Answer these questions using the abstract on reexploration for periampullary carcinoma:
1. How many patients underwent reexploration between November 1991 and December 1996?
2. What was the mean operative time in the reoperative group?
3. What median survival does the abstract report for the reoperative group?

## DOCUMENT EXCERPT
**********
REEXPLORATION FOR PERIAMPULLARY CARCINOMA: RESECTABILITY, PERIOPERATIVE RESULTS, PATHOLOGY AND LONG-TERM OUTCOME. T A Sohn, KD Lillemoe, JL Cameron, H A Pitt, J Huang, RH Hruban, CJ Yeo. Dept of Surgery, The Johns Hopkins Medical Institutions, Baltimore, MD.

Many patients are referred to tertiary centers with periampullary carcinoma after having been deemed unresectable at previous laparotomy. In carefully selected patients, it is often possible to resect these tumors; however, the perioperative results and long-term outcome have not been well defined. Methods: Between November 1991 and December 1996 inclusive, 58 patients who underwent previous exploratory laparotomy and/or palliative surgery for suspected periampullary carcinoma underwent reexploration. The operative outcome, resectability rate, pathology and long-term survival were compared to 507 concurrent patients who had not undergone previous exploratory surgery. Results: Forty of the 58 patients (69%) undergoing reexploration were successfully resected via pancreaticoduodenectomy while the remaining 18 patients (31%) were deemed unresectable. Compared to the 507 patients who had not undergone recent related surgery, the reoperative group was similar with respect to age, gender, race and resectability rate (69% vs 71%). The distribution of resectable periampullary cancers by site in the reoperative group was 63%, 20%, 15% and 2% for pancreatic, ampullary, distal bile duct and duodenal tumors respectively. This spectrum compared to 67%, 13%, 15% and 5% for the non-reoperative group (p=NS). There was no difference in the intraoperative blood loss or transfusion requirements, but the mean operative time was 7.7 hours which was significantly longer than in the control group (mean=6.8 hours; p<0.0001). On pathologic examination, the percentage of patients with positive lymph nodes was significantly less
(48% vs 67% p=0.01) in the reoperative group. The tumor diameter and incidence of positive margins were similar between the two groups. There were no differences in postoperative lengths of stay, complication rates or perioperative mortality (reoperative=1.8% vs. non-reoperative=1.7%). The long-term survival was similar between the two resected groups, with a median survival of 22 months in the reoperative group compared to 20 months in those without previous exploration (p=0.22). Conclusions: These data demonstrate that patients undergoing reoperation for periampullary carcinoma have a similar resectability rate, perioperative morbidity and mortality, and long-term survival as patients undergoing initial exploration. The results suggest that selected patients, considered unresectable at previous surgery, should undergo restaging and reexploration at specialized high-volume centers.
**********
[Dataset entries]
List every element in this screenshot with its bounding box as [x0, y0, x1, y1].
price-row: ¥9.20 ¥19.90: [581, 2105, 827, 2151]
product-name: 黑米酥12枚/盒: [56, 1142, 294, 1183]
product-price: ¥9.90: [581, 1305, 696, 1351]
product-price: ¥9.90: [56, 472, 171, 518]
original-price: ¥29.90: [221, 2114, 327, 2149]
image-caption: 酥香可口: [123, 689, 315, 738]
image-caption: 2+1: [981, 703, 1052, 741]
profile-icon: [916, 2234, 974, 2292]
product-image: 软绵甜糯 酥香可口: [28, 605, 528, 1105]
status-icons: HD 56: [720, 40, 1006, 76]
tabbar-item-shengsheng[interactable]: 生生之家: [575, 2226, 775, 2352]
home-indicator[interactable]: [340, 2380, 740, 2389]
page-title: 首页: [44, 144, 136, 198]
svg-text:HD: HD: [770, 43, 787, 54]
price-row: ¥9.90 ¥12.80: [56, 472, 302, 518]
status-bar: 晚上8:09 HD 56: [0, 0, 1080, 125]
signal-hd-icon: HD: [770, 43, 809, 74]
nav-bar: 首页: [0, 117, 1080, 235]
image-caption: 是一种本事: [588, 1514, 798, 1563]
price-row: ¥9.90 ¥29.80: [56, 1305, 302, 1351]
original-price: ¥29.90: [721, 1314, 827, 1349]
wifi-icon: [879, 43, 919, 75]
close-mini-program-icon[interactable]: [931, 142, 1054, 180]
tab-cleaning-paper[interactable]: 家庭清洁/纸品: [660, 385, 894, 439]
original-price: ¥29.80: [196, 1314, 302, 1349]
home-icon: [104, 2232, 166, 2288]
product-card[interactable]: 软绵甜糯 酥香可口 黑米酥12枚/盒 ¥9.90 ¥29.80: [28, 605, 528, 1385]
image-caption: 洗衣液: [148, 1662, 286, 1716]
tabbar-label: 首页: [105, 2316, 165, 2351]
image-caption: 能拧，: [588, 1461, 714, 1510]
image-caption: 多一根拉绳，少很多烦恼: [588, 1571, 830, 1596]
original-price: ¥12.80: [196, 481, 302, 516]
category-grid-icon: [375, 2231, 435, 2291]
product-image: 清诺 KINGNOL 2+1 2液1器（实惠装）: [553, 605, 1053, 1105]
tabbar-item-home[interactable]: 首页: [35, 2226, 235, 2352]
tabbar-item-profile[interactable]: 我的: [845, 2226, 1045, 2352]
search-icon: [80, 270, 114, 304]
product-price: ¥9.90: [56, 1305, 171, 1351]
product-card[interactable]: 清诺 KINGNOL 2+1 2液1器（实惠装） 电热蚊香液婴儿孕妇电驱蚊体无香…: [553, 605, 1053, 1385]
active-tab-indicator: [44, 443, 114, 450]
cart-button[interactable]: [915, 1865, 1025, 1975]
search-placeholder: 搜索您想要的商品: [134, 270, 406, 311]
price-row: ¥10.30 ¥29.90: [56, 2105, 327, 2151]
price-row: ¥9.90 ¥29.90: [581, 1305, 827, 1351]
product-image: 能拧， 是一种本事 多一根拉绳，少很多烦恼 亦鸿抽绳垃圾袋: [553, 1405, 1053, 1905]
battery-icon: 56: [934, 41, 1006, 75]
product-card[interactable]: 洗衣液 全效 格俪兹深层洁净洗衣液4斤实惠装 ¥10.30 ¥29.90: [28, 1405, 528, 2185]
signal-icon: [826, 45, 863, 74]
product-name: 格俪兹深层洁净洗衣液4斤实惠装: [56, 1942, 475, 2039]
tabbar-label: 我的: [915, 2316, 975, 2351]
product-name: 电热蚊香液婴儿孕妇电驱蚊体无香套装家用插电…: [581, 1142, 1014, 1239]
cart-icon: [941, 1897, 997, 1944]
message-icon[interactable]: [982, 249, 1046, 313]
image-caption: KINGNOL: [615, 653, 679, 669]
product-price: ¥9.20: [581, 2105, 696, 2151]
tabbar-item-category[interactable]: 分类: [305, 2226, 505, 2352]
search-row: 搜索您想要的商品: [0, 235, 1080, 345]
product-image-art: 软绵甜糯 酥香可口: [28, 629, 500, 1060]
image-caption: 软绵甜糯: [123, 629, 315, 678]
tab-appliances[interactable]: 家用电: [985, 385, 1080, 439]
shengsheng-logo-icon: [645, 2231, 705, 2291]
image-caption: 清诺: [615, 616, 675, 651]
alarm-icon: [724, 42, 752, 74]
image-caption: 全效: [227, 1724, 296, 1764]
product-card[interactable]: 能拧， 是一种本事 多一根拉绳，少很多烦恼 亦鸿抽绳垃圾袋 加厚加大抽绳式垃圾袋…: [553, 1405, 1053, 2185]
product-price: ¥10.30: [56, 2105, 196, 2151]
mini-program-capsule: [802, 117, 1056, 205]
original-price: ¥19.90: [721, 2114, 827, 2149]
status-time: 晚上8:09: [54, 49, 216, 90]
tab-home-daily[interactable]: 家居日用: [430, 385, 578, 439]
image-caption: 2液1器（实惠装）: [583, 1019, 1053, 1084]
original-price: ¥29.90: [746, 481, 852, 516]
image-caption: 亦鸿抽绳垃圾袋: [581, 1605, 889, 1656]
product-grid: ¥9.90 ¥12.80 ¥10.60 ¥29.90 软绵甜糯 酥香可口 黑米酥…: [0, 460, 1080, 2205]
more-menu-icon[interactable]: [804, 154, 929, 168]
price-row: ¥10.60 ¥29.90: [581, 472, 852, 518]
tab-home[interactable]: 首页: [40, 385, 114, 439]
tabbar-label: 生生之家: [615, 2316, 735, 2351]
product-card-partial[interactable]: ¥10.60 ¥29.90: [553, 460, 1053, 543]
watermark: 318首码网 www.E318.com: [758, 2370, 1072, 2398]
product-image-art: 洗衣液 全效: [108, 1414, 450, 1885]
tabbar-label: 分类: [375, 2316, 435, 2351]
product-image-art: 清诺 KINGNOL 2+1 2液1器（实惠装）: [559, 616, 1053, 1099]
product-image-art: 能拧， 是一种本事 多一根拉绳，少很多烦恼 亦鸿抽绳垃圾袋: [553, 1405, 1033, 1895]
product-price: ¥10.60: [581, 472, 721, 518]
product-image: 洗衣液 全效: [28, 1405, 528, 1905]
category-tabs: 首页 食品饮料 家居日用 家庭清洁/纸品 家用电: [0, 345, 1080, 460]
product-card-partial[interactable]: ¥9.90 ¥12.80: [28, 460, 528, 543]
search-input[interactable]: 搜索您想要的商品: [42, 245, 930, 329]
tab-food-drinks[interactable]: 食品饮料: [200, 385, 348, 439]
**********
## ANSWER BOX
1. 58 patients
2. 7.7 hours
3. 22 months